Update the lines below by changing every "Continue reading" to "Read more" and keeping everything else identical.

┌─ Source material

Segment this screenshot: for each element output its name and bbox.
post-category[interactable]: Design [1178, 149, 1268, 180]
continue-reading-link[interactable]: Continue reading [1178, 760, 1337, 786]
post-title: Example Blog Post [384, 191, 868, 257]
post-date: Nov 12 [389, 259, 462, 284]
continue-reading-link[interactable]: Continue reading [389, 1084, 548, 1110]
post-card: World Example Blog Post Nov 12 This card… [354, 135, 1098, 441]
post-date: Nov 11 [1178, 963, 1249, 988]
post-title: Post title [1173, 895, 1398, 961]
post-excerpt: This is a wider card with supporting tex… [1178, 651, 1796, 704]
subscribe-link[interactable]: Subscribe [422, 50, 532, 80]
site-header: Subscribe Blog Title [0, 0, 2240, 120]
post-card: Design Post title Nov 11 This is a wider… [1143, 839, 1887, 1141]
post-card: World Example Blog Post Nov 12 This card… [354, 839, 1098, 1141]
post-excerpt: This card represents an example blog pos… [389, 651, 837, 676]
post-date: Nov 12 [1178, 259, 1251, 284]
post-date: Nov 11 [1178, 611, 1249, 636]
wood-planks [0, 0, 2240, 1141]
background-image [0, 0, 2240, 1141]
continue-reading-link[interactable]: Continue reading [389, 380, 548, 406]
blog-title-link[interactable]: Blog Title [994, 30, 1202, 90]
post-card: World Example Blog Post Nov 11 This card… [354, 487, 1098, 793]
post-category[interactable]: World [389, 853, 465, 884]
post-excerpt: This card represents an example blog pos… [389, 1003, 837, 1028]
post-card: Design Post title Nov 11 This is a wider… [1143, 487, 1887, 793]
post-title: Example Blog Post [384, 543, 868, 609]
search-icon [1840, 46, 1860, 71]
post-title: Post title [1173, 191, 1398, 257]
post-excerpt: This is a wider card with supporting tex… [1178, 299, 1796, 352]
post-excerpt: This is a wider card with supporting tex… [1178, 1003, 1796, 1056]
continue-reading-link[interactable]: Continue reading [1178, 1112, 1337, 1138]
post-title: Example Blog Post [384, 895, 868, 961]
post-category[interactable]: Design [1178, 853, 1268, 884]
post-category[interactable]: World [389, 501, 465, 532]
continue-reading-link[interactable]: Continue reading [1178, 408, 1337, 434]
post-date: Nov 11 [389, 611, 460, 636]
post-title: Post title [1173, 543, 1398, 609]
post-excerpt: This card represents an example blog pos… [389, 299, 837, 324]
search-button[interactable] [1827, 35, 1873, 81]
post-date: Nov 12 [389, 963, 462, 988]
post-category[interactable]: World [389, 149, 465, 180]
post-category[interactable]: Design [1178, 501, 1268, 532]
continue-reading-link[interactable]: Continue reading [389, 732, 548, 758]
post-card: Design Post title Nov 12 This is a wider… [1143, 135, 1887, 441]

└─

| Written answer |
Segment this screenshot: for each element output its name and bbox.
post-category[interactable]: Design [1178, 149, 1268, 180]
continue-reading-link[interactable]: Read more [1178, 760, 1337, 786]
post-title: Example Blog Post [384, 191, 868, 257]
post-date: Nov 12 [389, 259, 462, 284]
continue-reading-link[interactable]: Read more [389, 1084, 548, 1110]
post-card: World Example Blog Post Nov 12 This card… [354, 135, 1098, 441]
post-date: Nov 11 [1178, 963, 1249, 988]
post-title: Post title [1173, 895, 1398, 961]
post-excerpt: This is a wider card with supporting tex… [1178, 651, 1796, 704]
subscribe-link[interactable]: Subscribe [422, 50, 532, 80]
site-header: Subscribe Blog Title [0, 0, 2240, 120]
post-card: Design Post title Nov 11 This is a wider… [1143, 839, 1887, 1141]
post-card: World Example Blog Post Nov 12 This card… [354, 839, 1098, 1141]
post-excerpt: This card represents an example blog pos… [389, 651, 837, 676]
post-date: Nov 12 [1178, 259, 1251, 284]
post-date: Nov 11 [1178, 611, 1249, 636]
wood-planks [0, 0, 2240, 1141]
background-image [0, 0, 2240, 1141]
continue-reading-link[interactable]: Read more [389, 380, 548, 406]
blog-title-link[interactable]: Blog Title [994, 30, 1202, 90]
post-card: World Example Blog Post Nov 11 This card… [354, 487, 1098, 793]
post-category[interactable]: World [389, 853, 465, 884]
post-excerpt: This card represents an example blog pos… [389, 1003, 837, 1028]
post-card: Design Post title Nov 11 This is a wider… [1143, 487, 1887, 793]
post-title: Example Blog Post [384, 543, 868, 609]
search-icon [1840, 46, 1860, 71]
post-title: Post title [1173, 191, 1398, 257]
post-excerpt: This is a wider card with supporting tex… [1178, 299, 1796, 352]
post-excerpt: This is a wider card with supporting tex… [1178, 1003, 1796, 1056]
continue-reading-link[interactable]: Read more [1178, 1112, 1337, 1138]
post-title: Example Blog Post [384, 895, 868, 961]
post-category[interactable]: Design [1178, 853, 1268, 884]
post-category[interactable]: World [389, 501, 465, 532]
continue-reading-link[interactable]: Read more [1178, 408, 1337, 434]
post-date: Nov 11 [389, 611, 460, 636]
post-title: Post title [1173, 543, 1398, 609]
post-excerpt: This card represents an example blog pos… [389, 299, 837, 324]
search-button[interactable] [1827, 35, 1873, 81]
post-date: Nov 12 [389, 963, 462, 988]
post-category[interactable]: World [389, 149, 465, 180]
post-category[interactable]: Design [1178, 501, 1268, 532]
continue-reading-link[interactable]: Read more [389, 732, 548, 758]
post-card: Design Post title Nov 12 This is a wider… [1143, 135, 1887, 441]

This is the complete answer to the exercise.